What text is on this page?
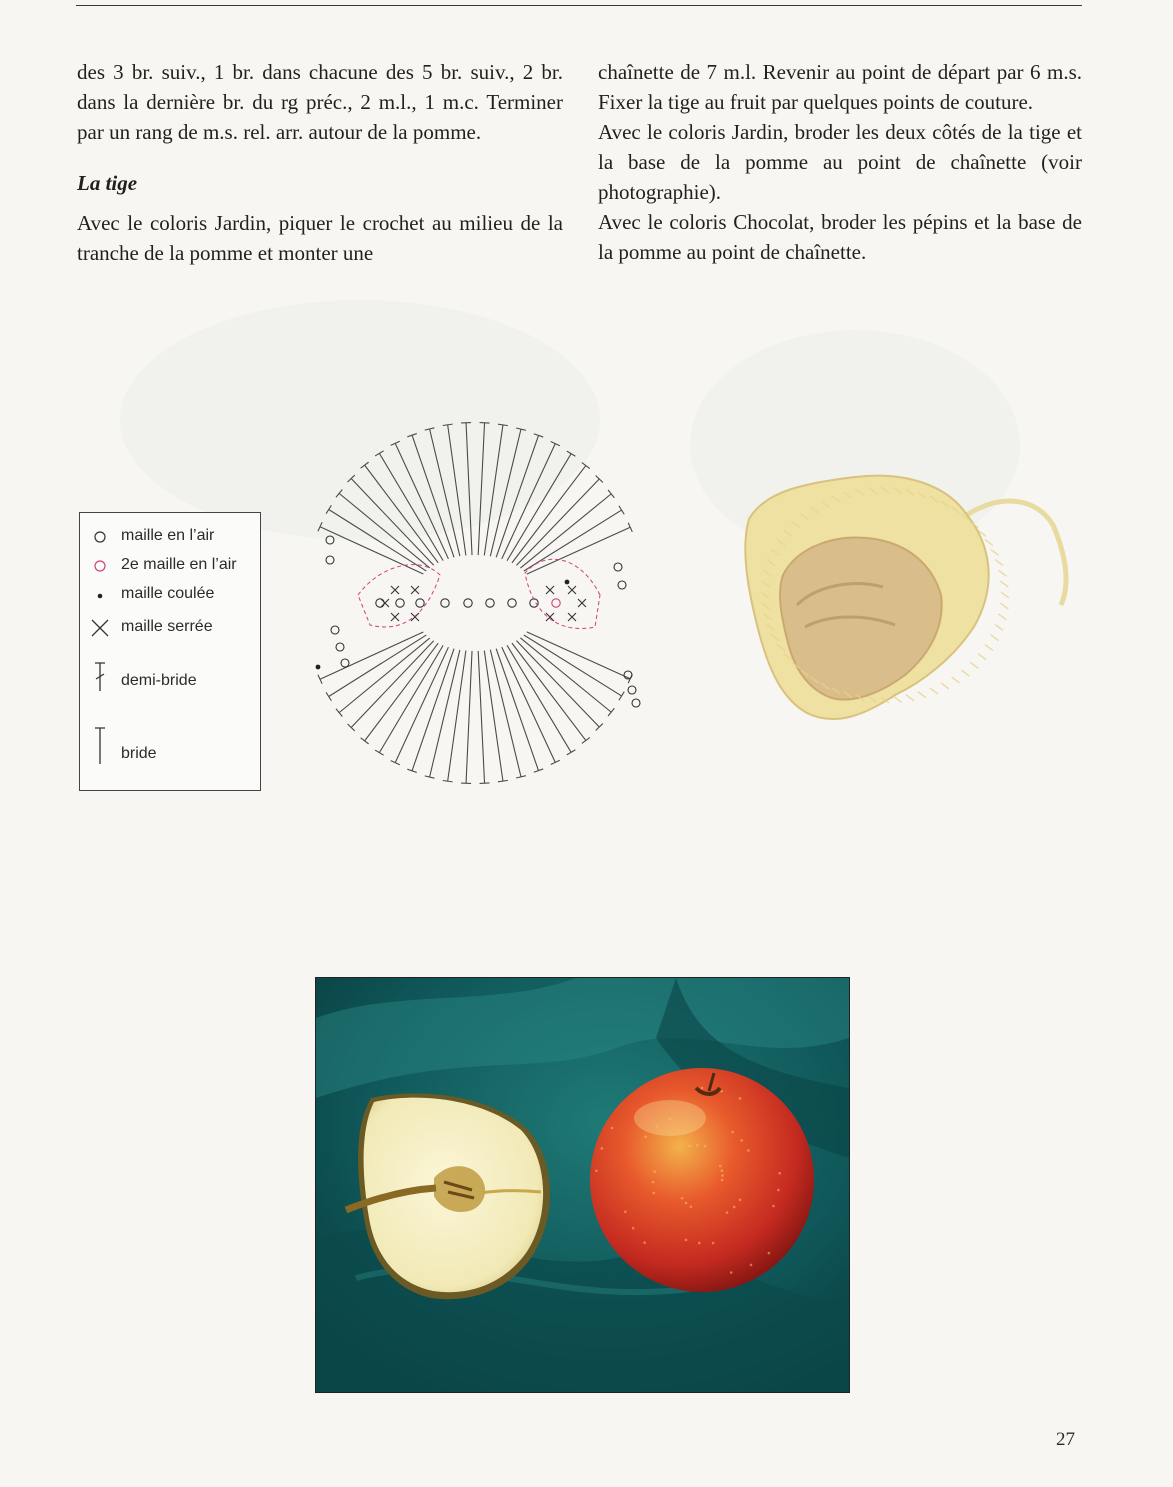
des 3 br. suiv., 1 br. dans chacune des 5 br. suiv., 2 br. dans la dernière br. du rg préc., 2 m.l., 1 m.c. Terminer par un rang de m.s. rel. arr. autour de la pomme.

La tige

Avec le coloris Jardin, piquer le crochet au milieu de la tranche de la pomme et monter une

chaînette de 7 m.l. Revenir au point de départ par 6 m.s. Fixer la tige au fruit par quelques points de couture.

Avec le coloris Jardin, broder les deux côtés de la tige et la base de la pomme au point de chaînette (voir photographie).

Avec le coloris Chocolat, broder les pépins et la base de la pomme au point de chaînette.

maille en l’air
2e maille en l’air
maille coulée
maille serrée
demi-bride
bride
27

Problem statement: Copy the data exactly. Any picture it contains is to be omitted.

Problem solution:
What text is on this page?
des 3 br. suiv., 1 br. dans chacune des 5 br. suiv., 2 br. dans la dernière br. du rg préc., 2 m.l., 1 m.c. Terminer par un rang de m.s. rel. arr. autour de la pomme.

La tige

Avec le coloris Jardin, piquer le crochet au milieu de la tranche de la pomme et monter une

chaînette de 7 m.l. Revenir au point de départ par 6 m.s. Fixer la tige au fruit par quelques points de couture.

Avec le coloris Jardin, broder les deux côtés de la tige et la base de la pomme au point de chaînette (voir photographie).

Avec le coloris Chocolat, broder les pépins et la base de la pomme au point de chaînette.

maille en l’air
2e maille en l’air
maille coulée
maille serrée
demi-bride
bride
27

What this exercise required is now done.